──────── Provided records

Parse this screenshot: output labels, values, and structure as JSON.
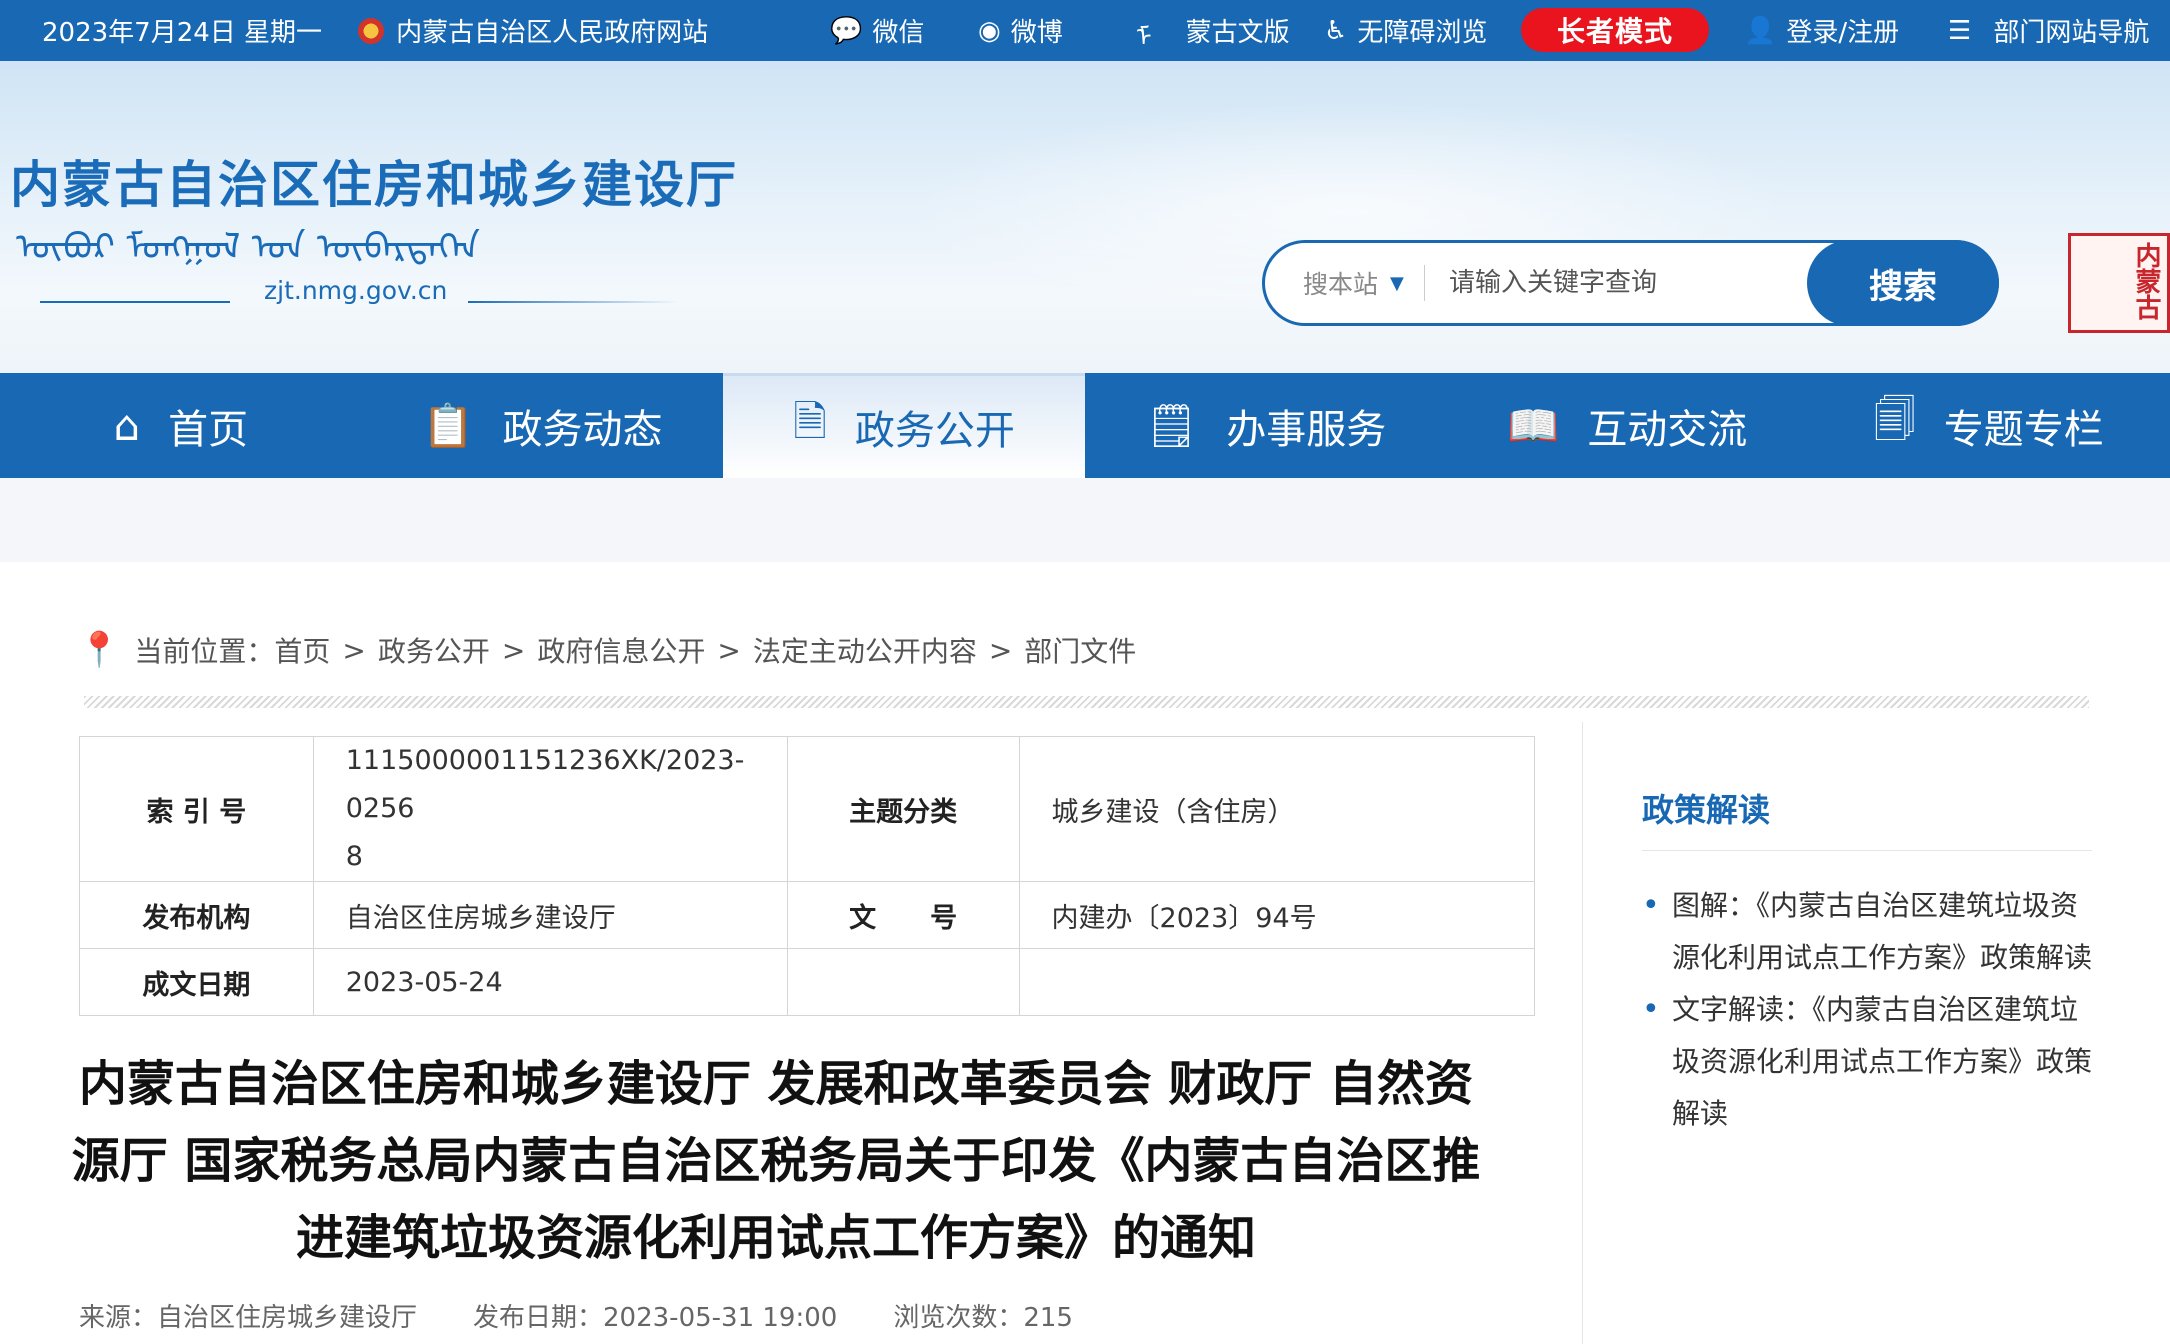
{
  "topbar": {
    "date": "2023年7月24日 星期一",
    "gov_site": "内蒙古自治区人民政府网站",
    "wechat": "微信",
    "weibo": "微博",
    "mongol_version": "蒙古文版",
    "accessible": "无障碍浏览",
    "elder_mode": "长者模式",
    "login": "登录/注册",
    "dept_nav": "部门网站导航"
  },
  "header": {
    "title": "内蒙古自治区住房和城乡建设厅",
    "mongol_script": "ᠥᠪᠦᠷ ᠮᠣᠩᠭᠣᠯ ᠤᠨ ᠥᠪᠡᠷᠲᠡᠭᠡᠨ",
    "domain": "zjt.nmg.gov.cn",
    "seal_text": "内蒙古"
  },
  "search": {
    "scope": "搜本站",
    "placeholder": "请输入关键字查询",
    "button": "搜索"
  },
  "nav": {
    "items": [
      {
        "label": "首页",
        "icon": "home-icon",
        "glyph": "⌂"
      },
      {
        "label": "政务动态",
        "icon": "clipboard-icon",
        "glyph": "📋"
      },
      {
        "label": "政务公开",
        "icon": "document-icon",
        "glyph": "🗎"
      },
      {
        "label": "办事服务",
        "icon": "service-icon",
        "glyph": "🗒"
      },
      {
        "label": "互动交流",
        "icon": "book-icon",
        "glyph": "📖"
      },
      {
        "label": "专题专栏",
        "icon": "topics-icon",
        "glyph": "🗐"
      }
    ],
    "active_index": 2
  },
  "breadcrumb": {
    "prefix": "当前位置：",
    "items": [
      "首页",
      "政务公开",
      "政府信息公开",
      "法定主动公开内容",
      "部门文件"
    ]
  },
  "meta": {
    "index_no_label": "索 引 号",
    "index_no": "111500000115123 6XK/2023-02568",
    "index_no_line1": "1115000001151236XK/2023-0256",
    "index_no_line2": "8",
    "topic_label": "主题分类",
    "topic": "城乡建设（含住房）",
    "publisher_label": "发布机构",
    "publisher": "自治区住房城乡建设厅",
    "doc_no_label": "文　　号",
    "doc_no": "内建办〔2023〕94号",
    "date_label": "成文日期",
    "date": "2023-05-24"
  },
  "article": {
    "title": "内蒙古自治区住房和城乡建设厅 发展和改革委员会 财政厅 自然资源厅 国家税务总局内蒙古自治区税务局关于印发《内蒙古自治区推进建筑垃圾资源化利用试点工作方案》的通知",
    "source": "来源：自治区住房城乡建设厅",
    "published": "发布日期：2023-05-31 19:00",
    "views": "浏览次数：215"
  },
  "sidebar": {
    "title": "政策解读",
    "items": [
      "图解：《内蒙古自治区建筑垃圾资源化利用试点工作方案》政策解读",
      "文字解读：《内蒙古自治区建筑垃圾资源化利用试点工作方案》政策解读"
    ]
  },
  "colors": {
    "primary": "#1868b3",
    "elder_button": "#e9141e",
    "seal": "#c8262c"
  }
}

────────────────

Given problem:
Copy out all lines above that include the string "内蒙古自治区住房和城乡建设厅".

Exercise result:
    "title": "内蒙古自治区住房和城乡建设厅",
    "title": "内蒙古自治区住房和城乡建设厅 发展和改革委员会 财政厅 自然资源厅 国家税务总局内蒙古自治区税务局关于印发《内蒙古自治区推进建筑垃圾资源化利用试点工作方案》的通知",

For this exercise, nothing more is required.